◆ **Extrait du texte**:

● ● ● ●

David Brin est né en 1950 aux Etats-Unis. Diplômé d’astronomie, de physique appliquée et de philosophie, il écrit son premier roman, Jusqu’au cœur du soleil, en 1980 et commence ainsi son cycle de l’Elévation qu’il continue avec Marée stellaire puis Elévation, tous les deux prix Hugo. Un second cycle, Rédemption, viendra compléter cet univers. Brin a également écrit Le triomphe de Fondation, qui se situe dans l’univers créé par Asimov.

Même si Elévation fait référence à des événements s’étant produit dans Marée stellaire, il peut être lu indépendamment des précédents tomes du cycle.

Du rififi dans les Cinq Galaxies

Alors que les humains et les chimpanzés, élevés génétiquement au rang d’espèce savante, essayent de rétablir un certain équilibre écologique sur Garth, monde dévasté par leurs précédents habitants, les Gubrus, espèce patronne des Cinq Galaxies, décident d’envahir la planète. Ils reprochent aux humains, ces jeunes-loups parvenus, d’avoir laissé l’un de leur vaisseau, le Streaker, piloté par des néo-dauphins, découvrir un secret sans en référer aux autres espèces patronnes. Cet incident a priori anodin déclenche un remue-ménage au sein d’une société galactique déjà déchirée par les conflits, et offre un prétexte aux Gubrus pour donner une leçon aux humains. Personne ne bouge le petit doigt et les habitants de Garth se retrouvent pris en otages. Une résistance s’organise, au sein de laquelle Robert Oneagle, fils de la Coordinatrice planétaire, Fiben, chimpanzé malin, et Athacléna, Tymbrimi fille de l’ambassadeur Uthacalting, vont faire la preuve de leurs talents.

Un univers original et très riche

Le principal atout d’Elévation, c’est son univers et les concepts que Brin développe pour montrer l’organisation de sa société galactique. Le processus d’élévation, qui donne son titre au roman, est à la base de cette société et consiste à modifier génétiquement une espèce pré-cognitive pour la rendre consciente puis savante. Cette idée est déjà en soi séduisante, mais Brin l’étoffe formidablement en développant ses aspects scientifiques et sociologiques pour la rendre parfaitement crédible. Notamment, il introduit une hiérarchie entre les espèces patronnes et les espèces clientes (celles qui ont été élevées), qui n’est pas forcément morale de notre point de vue mais paraît tout à fait logique. Il y a par ailleurs derrière cette idée une dimension humaniste (en étendant ce terme à toute espèce cognitive) puisque chaque espèce ayant atteint un certain stade peut et veut partager son savoir et répandre la conscience chez les autres espèces.

● ● ● ●

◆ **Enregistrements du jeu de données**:
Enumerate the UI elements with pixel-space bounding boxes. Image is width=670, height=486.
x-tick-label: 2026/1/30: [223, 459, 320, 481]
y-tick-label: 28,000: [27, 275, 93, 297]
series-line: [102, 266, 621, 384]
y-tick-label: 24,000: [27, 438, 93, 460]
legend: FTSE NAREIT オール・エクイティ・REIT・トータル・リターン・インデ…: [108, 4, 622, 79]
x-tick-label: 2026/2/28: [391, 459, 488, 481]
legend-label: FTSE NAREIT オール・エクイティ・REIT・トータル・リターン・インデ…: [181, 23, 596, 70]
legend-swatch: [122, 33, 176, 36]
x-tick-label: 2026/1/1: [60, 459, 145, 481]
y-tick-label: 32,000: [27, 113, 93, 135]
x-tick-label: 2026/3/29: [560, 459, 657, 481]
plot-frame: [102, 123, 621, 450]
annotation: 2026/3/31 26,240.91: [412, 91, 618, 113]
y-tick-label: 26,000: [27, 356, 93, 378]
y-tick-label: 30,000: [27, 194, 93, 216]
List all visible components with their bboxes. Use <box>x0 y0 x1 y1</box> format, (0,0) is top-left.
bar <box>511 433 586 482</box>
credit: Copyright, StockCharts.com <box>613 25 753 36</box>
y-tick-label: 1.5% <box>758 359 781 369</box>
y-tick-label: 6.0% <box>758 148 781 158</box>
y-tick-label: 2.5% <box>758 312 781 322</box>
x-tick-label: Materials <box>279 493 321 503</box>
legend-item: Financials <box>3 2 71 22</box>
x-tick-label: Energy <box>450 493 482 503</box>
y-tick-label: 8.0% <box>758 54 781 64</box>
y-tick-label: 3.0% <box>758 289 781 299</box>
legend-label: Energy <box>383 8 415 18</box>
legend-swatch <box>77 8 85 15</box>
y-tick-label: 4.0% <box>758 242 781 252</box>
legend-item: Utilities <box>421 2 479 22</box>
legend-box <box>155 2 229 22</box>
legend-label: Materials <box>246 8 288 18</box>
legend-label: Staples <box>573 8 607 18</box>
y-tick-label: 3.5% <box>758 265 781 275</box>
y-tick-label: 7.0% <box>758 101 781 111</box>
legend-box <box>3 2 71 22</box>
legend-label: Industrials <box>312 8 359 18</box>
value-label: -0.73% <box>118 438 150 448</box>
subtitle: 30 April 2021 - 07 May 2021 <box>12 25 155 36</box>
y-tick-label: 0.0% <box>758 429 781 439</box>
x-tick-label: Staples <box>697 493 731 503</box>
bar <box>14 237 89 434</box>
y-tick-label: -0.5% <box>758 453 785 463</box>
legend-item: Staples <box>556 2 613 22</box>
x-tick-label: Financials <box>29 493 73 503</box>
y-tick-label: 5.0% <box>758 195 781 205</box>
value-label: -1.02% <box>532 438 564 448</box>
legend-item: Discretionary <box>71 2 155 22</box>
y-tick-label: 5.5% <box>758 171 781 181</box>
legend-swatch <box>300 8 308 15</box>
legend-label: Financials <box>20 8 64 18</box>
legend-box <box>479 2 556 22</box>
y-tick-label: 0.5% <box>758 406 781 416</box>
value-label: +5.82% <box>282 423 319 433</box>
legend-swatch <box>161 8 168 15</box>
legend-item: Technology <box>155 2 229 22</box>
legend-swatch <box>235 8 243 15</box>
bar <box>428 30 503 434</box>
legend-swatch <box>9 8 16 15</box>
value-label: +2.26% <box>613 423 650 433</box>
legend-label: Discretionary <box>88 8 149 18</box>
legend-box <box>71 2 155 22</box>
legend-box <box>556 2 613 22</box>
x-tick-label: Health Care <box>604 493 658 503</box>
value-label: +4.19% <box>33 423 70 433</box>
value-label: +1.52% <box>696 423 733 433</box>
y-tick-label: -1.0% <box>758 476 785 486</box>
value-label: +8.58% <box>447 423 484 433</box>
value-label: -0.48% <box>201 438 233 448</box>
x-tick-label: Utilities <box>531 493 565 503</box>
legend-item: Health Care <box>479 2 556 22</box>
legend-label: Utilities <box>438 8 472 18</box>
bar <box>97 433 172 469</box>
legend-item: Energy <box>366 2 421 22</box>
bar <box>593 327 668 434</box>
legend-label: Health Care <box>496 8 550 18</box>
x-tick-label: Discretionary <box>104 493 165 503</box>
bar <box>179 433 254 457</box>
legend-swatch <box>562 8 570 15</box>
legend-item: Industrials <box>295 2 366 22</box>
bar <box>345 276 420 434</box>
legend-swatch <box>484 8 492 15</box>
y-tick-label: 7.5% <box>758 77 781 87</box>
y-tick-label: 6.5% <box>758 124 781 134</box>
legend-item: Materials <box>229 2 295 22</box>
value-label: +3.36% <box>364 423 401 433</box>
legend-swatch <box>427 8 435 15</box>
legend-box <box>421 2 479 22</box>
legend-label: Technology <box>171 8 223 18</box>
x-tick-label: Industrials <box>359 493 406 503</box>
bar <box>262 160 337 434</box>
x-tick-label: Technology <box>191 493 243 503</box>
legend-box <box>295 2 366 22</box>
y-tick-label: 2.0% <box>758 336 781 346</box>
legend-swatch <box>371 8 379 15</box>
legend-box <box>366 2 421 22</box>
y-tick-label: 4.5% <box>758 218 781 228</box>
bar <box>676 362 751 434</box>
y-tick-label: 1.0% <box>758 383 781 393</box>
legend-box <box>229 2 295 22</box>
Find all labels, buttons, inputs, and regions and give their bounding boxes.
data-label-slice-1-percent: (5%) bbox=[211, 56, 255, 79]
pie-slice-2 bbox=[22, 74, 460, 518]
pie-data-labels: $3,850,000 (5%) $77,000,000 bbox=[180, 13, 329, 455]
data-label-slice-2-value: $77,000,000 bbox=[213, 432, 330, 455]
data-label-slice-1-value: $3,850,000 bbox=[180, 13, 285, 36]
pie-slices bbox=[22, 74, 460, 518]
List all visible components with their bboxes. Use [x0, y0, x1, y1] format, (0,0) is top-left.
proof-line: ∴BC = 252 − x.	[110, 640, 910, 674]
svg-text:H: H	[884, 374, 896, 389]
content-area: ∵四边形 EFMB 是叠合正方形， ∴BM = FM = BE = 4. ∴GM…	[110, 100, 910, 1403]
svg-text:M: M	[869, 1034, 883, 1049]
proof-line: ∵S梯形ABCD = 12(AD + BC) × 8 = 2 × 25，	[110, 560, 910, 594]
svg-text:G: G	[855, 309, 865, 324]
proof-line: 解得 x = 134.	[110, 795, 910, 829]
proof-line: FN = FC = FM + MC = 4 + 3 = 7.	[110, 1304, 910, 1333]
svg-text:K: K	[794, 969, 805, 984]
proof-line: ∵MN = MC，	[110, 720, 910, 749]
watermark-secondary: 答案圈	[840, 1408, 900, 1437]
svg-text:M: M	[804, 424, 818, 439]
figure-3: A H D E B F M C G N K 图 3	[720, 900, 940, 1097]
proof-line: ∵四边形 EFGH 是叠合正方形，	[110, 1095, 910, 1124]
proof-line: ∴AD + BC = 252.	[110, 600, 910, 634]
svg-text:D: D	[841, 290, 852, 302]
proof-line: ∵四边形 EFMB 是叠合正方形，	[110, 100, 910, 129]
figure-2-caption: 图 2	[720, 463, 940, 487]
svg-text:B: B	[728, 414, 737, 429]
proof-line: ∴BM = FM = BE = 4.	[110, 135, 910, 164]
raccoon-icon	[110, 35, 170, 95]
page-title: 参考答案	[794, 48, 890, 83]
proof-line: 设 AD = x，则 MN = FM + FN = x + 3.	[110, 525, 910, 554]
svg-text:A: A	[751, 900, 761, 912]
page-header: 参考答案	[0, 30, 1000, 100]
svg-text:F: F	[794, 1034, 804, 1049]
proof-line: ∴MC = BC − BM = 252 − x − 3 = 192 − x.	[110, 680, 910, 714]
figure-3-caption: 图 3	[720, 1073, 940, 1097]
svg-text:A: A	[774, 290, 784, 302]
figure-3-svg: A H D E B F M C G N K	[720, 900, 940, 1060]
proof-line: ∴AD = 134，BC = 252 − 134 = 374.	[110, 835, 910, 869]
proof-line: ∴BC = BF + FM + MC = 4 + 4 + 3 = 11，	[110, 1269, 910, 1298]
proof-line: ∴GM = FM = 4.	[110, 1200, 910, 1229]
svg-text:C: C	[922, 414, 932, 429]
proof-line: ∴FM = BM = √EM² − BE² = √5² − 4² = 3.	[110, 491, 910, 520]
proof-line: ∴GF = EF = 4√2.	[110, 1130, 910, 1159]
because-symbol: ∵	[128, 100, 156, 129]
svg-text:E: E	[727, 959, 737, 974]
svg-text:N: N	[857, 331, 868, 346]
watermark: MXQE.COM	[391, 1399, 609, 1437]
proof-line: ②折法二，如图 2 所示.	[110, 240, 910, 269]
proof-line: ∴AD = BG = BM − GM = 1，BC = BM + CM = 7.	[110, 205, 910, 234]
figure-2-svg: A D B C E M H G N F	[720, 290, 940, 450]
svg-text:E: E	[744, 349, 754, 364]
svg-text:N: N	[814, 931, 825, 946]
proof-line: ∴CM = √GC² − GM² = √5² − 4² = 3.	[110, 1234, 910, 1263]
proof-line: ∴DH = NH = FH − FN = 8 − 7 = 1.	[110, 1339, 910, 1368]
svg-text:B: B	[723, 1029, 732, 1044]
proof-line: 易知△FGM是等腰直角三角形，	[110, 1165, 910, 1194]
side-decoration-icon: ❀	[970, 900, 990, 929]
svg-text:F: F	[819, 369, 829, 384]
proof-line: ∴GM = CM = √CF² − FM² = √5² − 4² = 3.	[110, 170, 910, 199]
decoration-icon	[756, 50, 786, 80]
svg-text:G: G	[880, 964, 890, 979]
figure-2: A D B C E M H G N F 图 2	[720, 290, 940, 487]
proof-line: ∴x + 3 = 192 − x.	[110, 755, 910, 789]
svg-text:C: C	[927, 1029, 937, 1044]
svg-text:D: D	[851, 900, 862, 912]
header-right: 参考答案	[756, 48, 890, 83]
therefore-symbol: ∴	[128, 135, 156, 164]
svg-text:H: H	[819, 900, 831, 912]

● ● ● ●

◆ **Objectifs**:
1. Répondez aux questions suivantes à l'aide de l'extrait sur Elévation.
(a) En quelle année David Brin a-t-il écrit son premier roman ?
(b) Quel est le nom du vaisseau piloté par des néo-dauphins ?
(c) Comment appelle-t-on les espèces qui ont été élevées ?
2. Prolongez l'extrait sur Elévation en poursuivant après sa dernière phrase.
Les items n'ont aucun lien avec l'extrait sur Elévation.

◆ **Corrigé des exercices**:
1.
(a) En 1980.
(b) Le Streaker.
(c) Les espèces clientes.

2.
D’un point de vue plus microcosmique, Brin parvient à inventer des espèces extraterrestres originales et bien exploitées. Par exemple, les Tymbrimis ont une capacité d’adaptation physique que l’auteur met à contribution pour faire avancer l’intrigue. De même, il leur façonne un langage psychique fait de « glyphes » immatériels et l’utilise à bon escient, ce n’est pas un simple gadget. Autre exemple, la conception tripartite du pouvoir chez les Gubrus joue un rôle très important dans l’histoire et l’auteur parvient à rendre familier un mode de pensée et d’expression différent du nôtre.

Des défauts répétitifs

Dommage que cette inventivité et cette aisance avec des concepts originaux soient souvent entachées par des tics agaçants de Brin. Le plus important est de centrer son univers autour des humains en terme de références. Déjà dans la logique interne du roman, l’homme est trop souvent pris pour point de comparaison par les autres espèces, même dans leurs réflexions personnelles. Cet anthropomorphisme abusif nuit non seulement à notre perception des personnages extraterrestres, mais aussi, parfois, à l’histoire elle-même puisque certains comportements ne paraissent pas coller avec les caractéristiques d’une espèce.

C’est flagrant au niveau du langage : les Tymbrimis utilisent souvent des métaphores typiquement humaines. Ce serait sans doute passé inaperçu si Brin n’insistait pas sans arrêt en prêtant aux Tymbrimis des réflexions sur les métaphores humaines et sur la particularité du langage humain (« Oh ! Que ces métaphores humaines sont à la fois charmantes et surprenantes » répété tous les 4 chapitres), comme s’il cherchait à justifier l’emploi d’expressions idiomatiques. Après tout le livre est écrit pour des humains, il est naturel d’employer des expressions que nous connaissons pour faciliter la lecture ; soit l’auteur invente un langage particulier, soit il fait appel à notre crédulité de lecteur, mais ces rappels constants sont particulièrement agaçants. D’autant plus que si les extraterrestres maîtrisent le langage humain, c’est qu’il n’est pas si éloigné du leur structurellement, il n’y a donc aucune raison de s’extasier sans arrêt… Et concernant les Tymbrimis, il est difficile de croire qu’un peuple capable de générer des glyphes psychiques subtils ne connaisse pas la notion de métaphore !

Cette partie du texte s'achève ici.